The records below are to be repeated in full, exactly as they are.

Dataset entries
--- --- ---

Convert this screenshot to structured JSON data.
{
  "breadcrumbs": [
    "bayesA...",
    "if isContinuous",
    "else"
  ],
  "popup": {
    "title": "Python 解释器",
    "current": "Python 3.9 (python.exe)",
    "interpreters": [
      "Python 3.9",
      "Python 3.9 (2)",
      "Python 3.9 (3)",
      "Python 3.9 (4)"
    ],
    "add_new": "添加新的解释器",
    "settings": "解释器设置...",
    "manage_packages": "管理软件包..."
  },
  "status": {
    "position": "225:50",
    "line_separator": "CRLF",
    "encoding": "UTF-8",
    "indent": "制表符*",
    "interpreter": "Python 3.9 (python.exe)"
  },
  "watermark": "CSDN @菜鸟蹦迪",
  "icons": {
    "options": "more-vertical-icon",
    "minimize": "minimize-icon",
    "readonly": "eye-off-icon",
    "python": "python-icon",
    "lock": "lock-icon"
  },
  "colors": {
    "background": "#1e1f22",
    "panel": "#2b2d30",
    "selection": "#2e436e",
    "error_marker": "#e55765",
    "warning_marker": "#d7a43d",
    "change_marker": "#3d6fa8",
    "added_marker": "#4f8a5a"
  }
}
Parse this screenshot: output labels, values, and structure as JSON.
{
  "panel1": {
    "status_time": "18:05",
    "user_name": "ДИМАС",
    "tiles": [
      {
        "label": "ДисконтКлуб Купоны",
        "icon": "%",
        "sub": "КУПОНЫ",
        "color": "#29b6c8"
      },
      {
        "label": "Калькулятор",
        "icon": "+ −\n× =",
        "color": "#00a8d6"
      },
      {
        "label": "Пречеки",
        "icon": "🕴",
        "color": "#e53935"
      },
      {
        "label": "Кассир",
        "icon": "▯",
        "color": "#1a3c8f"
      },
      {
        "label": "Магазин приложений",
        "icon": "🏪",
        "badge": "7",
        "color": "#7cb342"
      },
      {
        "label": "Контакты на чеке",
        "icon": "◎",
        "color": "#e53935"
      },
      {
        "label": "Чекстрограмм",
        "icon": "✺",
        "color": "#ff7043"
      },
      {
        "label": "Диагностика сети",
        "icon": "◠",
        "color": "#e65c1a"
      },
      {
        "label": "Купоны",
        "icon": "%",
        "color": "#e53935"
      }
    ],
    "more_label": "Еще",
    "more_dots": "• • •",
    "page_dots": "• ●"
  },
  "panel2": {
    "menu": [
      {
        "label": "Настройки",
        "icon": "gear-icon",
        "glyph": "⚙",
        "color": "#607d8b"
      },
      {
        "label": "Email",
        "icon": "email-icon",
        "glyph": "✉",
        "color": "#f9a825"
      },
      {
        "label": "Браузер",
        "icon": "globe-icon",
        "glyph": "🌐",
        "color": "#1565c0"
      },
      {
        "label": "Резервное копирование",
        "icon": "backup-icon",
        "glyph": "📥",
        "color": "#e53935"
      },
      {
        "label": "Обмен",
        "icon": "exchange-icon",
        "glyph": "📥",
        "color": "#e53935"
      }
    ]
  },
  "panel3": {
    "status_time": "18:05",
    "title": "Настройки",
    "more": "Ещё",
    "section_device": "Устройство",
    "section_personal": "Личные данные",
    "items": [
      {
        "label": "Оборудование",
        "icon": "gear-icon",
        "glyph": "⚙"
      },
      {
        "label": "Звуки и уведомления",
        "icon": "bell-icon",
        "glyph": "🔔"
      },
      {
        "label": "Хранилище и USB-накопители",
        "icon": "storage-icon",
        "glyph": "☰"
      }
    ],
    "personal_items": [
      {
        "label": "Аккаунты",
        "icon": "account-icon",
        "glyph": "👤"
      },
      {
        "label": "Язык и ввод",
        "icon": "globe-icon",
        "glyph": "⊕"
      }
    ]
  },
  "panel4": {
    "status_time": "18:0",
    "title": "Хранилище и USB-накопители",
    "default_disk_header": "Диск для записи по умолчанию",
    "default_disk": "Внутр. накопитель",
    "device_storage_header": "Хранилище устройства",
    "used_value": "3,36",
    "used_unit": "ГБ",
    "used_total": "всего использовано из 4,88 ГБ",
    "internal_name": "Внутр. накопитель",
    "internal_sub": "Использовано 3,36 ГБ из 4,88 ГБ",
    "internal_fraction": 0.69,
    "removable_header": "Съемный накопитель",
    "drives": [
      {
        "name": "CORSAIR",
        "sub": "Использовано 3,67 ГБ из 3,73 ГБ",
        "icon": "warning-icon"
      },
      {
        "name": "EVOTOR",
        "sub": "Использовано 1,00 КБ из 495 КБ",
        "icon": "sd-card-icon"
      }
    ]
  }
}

--- --- ---

(THE REPLY):
Convert this screenshot to structured JSON data.
{
  "breadcrumbs": [
    "bayesA...",
    "if isContinuous",
    "else"
  ],
  "popup": {
    "title": "Python 解释器",
    "current": "Python 3.9 (python.exe)",
    "interpreters": [
      "Python 3.9",
      "Python 3.9 (2)",
      "Python 3.9 (3)",
      "Python 3.9 (4)"
    ],
    "add_new": "添加新的解释器",
    "settings": "解释器设置...",
    "manage_packages": "管理软件包..."
  },
  "status": {
    "position": "225:50",
    "line_separator": "CRLF",
    "encoding": "UTF-8",
    "indent": "制表符*",
    "interpreter": "Python 3.9 (python.exe)"
  },
  "watermark": "CSDN @菜鸟蹦迪",
  "icons": {
    "options": "more-vertical-icon",
    "minimize": "minimize-icon",
    "readonly": "eye-off-icon",
    "python": "python-icon",
    "lock": "lock-icon"
  },
  "colors": {
    "background": "#1e1f22",
    "panel": "#2b2d30",
    "selection": "#2e436e",
    "error_marker": "#e55765",
    "warning_marker": "#d7a43d",
    "change_marker": "#3d6fa8",
    "added_marker": "#4f8a5a"
  }
}
Parse this screenshot: output labels, values, and structure as JSON.
{
  "panel1": {
    "status_time": "18:05",
    "user_name": "ДИМАС",
    "tiles": [
      {
        "label": "ДисконтКлуб Купоны",
        "icon": "%",
        "sub": "КУПОНЫ",
        "color": "#29b6c8"
      },
      {
        "label": "Калькулятор",
        "icon": "+ −\n× =",
        "color": "#00a8d6"
      },
      {
        "label": "Пречеки",
        "icon": "🕴",
        "color": "#e53935"
      },
      {
        "label": "Кассир",
        "icon": "▯",
        "color": "#1a3c8f"
      },
      {
        "label": "Магазин приложений",
        "icon": "🏪",
        "badge": "7",
        "color": "#7cb342"
      },
      {
        "label": "Контакты на чеке",
        "icon": "◎",
        "color": "#e53935"
      },
      {
        "label": "Чекстрограмм",
        "icon": "✺",
        "color": "#ff7043"
      },
      {
        "label": "Диагностика сети",
        "icon": "◠",
        "color": "#e65c1a"
      },
      {
        "label": "Купоны",
        "icon": "%",
        "color": "#e53935"
      }
    ],
    "more_label": "Еще",
    "more_dots": "• • •",
    "page_dots": "• ●"
  },
  "panel2": {
    "menu": [
      {
        "label": "Настройки",
        "icon": "gear-icon",
        "glyph": "⚙",
        "color": "#607d8b"
      },
      {
        "label": "Email",
        "icon": "email-icon",
        "glyph": "✉",
        "color": "#f9a825"
      },
      {
        "label": "Браузер",
        "icon": "globe-icon",
        "glyph": "🌐",
        "color": "#1565c0"
      },
      {
        "label": "Резервное копирование",
        "icon": "backup-icon",
        "glyph": "📥",
        "color": "#e53935"
      },
      {
        "label": "Обмен",
        "icon": "exchange-icon",
        "glyph": "📥",
        "color": "#e53935"
      }
    ]
  },
  "panel3": {
    "status_time": "18:05",
    "title": "Настройки",
    "more": "Ещё",
    "section_device": "Устройство",
    "section_personal": "Личные данные",
    "items": [
      {
        "label": "Оборудование",
        "icon": "gear-icon",
        "glyph": "⚙"
      },
      {
        "label": "Звуки и уведомления",
        "icon": "bell-icon",
        "glyph": "🔔"
      },
      {
        "label": "Хранилище и USB-накопители",
        "icon": "storage-icon",
        "glyph": "☰"
      }
    ],
    "personal_items": [
      {
        "label": "Аккаунты",
        "icon": "account-icon",
        "glyph": "👤"
      },
      {
        "label": "Язык и ввод",
        "icon": "globe-icon",
        "glyph": "⊕"
      }
    ]
  },
  "panel4": {
    "status_time": "18:0",
    "title": "Хранилище и USB-накопители",
    "default_disk_header": "Диск для записи по умолчанию",
    "default_disk": "Внутр. накопитель",
    "device_storage_header": "Хранилище устройства",
    "used_value": "3,36",
    "used_unit": "ГБ",
    "used_total": "всего использовано из 4,88 ГБ",
    "internal_name": "Внутр. накопитель",
    "internal_sub": "Использовано 3,36 ГБ из 4,88 ГБ",
    "internal_fraction": 0.69,
    "removable_header": "Съемный накопитель",
    "drives": [
      {
        "name": "CORSAIR",
        "sub": "Использовано 3,67 ГБ из 3,73 ГБ",
        "icon": "warning-icon"
      },
      {
        "name": "EVOTOR",
        "sub": "Использовано 1,00 КБ из 495 КБ",
        "icon": "sd-card-icon"
      }
    ]
  }
}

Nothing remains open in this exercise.